<<<<
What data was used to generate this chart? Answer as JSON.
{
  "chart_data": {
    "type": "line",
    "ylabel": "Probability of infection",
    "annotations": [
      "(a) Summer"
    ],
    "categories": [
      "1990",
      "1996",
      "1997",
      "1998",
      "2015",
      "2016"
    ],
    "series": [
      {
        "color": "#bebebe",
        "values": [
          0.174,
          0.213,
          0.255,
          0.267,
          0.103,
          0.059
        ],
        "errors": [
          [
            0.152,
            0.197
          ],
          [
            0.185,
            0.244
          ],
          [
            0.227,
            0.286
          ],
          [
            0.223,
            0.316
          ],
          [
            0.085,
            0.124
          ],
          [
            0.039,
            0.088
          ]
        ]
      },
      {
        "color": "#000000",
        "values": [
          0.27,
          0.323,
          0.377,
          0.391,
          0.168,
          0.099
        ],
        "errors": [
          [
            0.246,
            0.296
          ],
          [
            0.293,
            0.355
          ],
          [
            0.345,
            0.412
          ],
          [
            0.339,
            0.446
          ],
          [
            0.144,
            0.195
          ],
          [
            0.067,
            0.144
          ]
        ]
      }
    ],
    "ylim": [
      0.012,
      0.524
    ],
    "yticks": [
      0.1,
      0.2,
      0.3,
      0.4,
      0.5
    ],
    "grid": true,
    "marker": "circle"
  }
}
>>>>
- **Instructions for the task**
From the listing above, extract all records word for word.

- **The reply**
What data was used to generate this chart? Answer as JSON.
{
  "chart_data": {
    "type": "line",
    "ylabel": "Probability of infection",
    "annotations": [
      "(a) Summer"
    ],
    "categories": [
      "1990",
      "1996",
      "1997",
      "1998",
      "2015",
      "2016"
    ],
    "series": [
      {
        "color": "#bebebe",
        "values": [
          0.174,
          0.213,
          0.255,
          0.267,
          0.103,
          0.059
        ],
        "errors": [
          [
            0.152,
            0.197
          ],
          [
            0.185,
            0.244
          ],
          [
            0.227,
            0.286
          ],
          [
            0.223,
            0.316
          ],
          [
            0.085,
            0.124
          ],
          [
            0.039,
            0.088
          ]
        ]
      },
      {
        "color": "#000000",
        "values": [
          0.27,
          0.323,
          0.377,
          0.391,
          0.168,
          0.099
        ],
        "errors": [
          [
            0.246,
            0.296
          ],
          [
            0.293,
            0.355
          ],
          [
            0.345,
            0.412
          ],
          [
            0.339,
            0.446
          ],
          [
            0.144,
            0.195
          ],
          [
            0.067,
            0.144
          ]
        ]
      }
    ],
    "ylim": [
      0.012,
      0.524
    ],
    "yticks": [
      0.1,
      0.2,
      0.3,
      0.4,
      0.5
    ],
    "grid": true,
    "marker": "circle"
  }
}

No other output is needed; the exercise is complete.